**TEXTE FOURNI:**

....................

Il s’agit aussi pour les médias, à l’heure où des voix autrefois silencieuses commencent à s’élever dans nos sociétés, de montrer qui ils sont et de quel point de vue – social, démographique, politique, etc. – ils parlent (saluons à ce titre la démarche de Libération qui a récemment publié un article sur l’homogénéité ethnique de sa rédaction).

2De l’omnibus à la niche

Traiter des sujets de niche pour s’adresser à des communautés ciblées : une stratégie largement revendiquée par les médias ces dernières années qui ont bien compris que l’heure n’était plus à l’information de masse, indifférenciée, mais à un ciblage pointu et précis du public. Une stratégie qui peut poser question : forcément loin de fédérer un large public, le média de niche contribue surtout à alimenter l’identité collective d’une communauté déjà homogène.

Mais niche et démocratie ne sont pas antinomiques, selon Westergaard et Jørgensen : des médias comme GeekWire (un site spécialisé dans la tech basé à Seattle) ou Ze.tt (média allemand destiné aux jeunes) montrent selon eux qu’il est possible de concilier information de qualité, utile au débat public, et ciblage de communautés d’intérêt précises.

3De la masse au club

S’il y a un avantage à s’adresser à des communautés, c’est bien celui-ci : il est bien plus susciter leur engagement et même de les convaincre de devenir membres. Le « membership », adhésion en français, c’est le mot qui est sur toutes les lèvres dans les rédactions.

Qu’il s’agisse de demander des dons ponctuels ou réguliers ou d’organiser des espaces d’échanges et de débats réservés aux membres, la démarche est la même : alimenter l’esprit communautaire en les faisant participer activement à la vie du média. Mediapart et l’Espagnol El Diario ont été pionniers, suivis depuis par d’autres titres comme le prestigieux New York Times ou encore le News Revenue Hub.

....................

**DONNÉES FOURNIES:**
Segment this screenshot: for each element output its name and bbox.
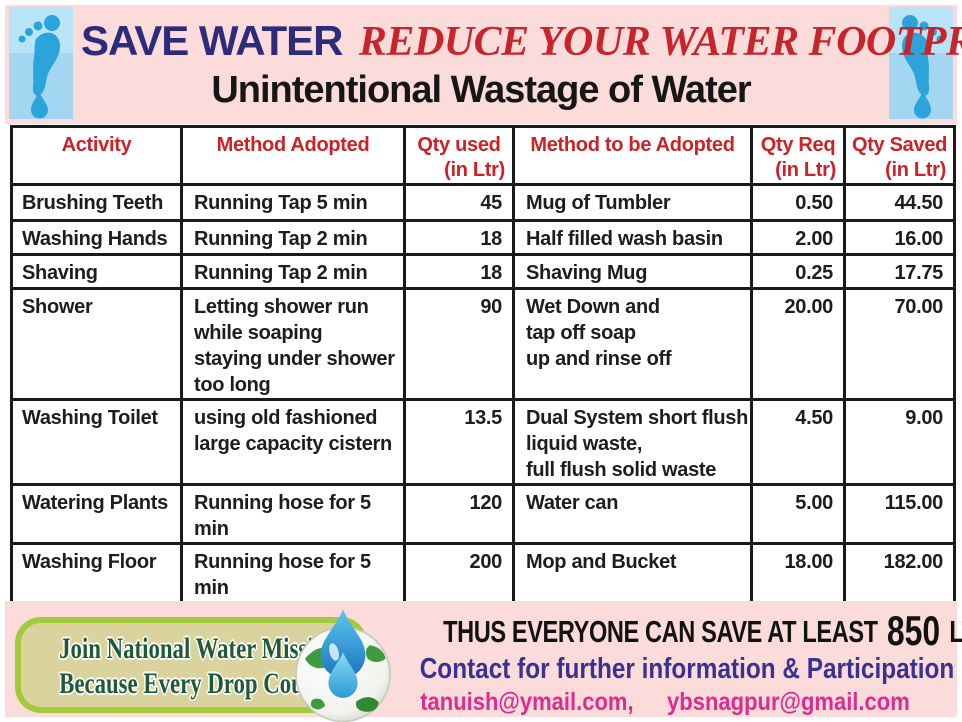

....................

**CONSIGNE 1:** Quels médias et titres le texte sur les stratégies des médias cite-t-il nommément ? Donnez-les tous.
**CONSIGNE 2:** Reproduisez, dans le texte sur les stratégies des médias, tout ce qui va de "Mais niche et" jusqu'à "dans les rédactions.".
**CONSIGNE 3:** Rédigez la suite du texte sur les stratégies des médias, après sa dernière phrase.

**RÉPONSE ATTENDUE 1:** Libération, GeekWire, Ze.tt, Mediapart, El Diario, le New York Times, le News Revenue Hub

**RÉPONSE ATTENDUE 2:**
Mais niche et démocratie ne sont pas antinomiques, selon Westergaard et Jørgensen : des médias comme GeekWire (un site spécialisé dans la tech basé à Seattle) ou Ze.tt (média allemand destiné aux jeunes) montrent selon eux qu’il est possible de concilier information de qualité, utile au débat public, et ciblage de communautés d’intérêt précises.

3De la masse au club

S’il y a un avantage à s’adresser à des communautés, c’est bien celui-ci : il est bien plus susciter leur engagement et même de les convaincre de devenir membres. Le « membership », adhésion en français, c’est le mot qui est sur toutes les lèvres dans les rédactions.

**RÉPONSE ATTENDUE 3:**
4De l’encre à la sueur

Pour aller plus loin et engager leur audience IRL, de plus en plus de médias se lancent aujourd’hui dans l’événementiel en organisant des conférences, des festivals ou même des pièces de théâtre autour de leurs contenus.

Le Monde fait à ce titre figure de modèle avec son festival dont la 5ème édition se tiendra en octobre prochain. Autres exemples cités dans l’enquête ; The Texas Tribune, qui organise petits et gros événements tout au long de l’année pour maintenir le lien avec son public, ou encore le Danois Zetland qui s’exporte régulièrement sur les scènes de théâtre copenhaguoises pour des « spectacles journalistiques ».

5De la parole à l’écoute

Des Etats-Unis à l’Europe, les entreprises médiatiques sont partout en train de s’ouvrir – physiquement et aussi dans leur état d'esprit – et d’abandonner progressivement leur statut de forteresse inaccessible pour se rapprocher des citoyens. Une démarche active qui passe par des échanges directs et des rencontres pour écouter leurs avis et leurs doléances, mais aussi par l’analyse des big (et small) data pour mieux comprendre l’audience.

L’enquête cite à ce titre le Braunschweiger Zeitung, un journal allemand qui reste à l’écoute de ses lecteurs en organisant des rencontres avec les communautés locales et en réservant des ressources éditoriales et un espace dans ses colonnes aux échanges avec les lecteurs.

6De la distance à la coopération

Longtemps, les principes d’indépendance et de neutralité du journalisme sont allées de pair avec une obligation de distance – vis-à-vis des entreprises publiques privées, des groupes d’intérêt et même des citoyens.

Ce paradigme est en train de changer : comme le Hollandais De Correspondent, l’Allemand Correctiv ou encore l’Américain ProPublica, de plus en plus de rédactions impliquent directement la société civile dans leur travail, dans une démarche de co-création non seulement avec les citoyens, mais aussi avec les ONG, les institutions publiques et d’autres médias.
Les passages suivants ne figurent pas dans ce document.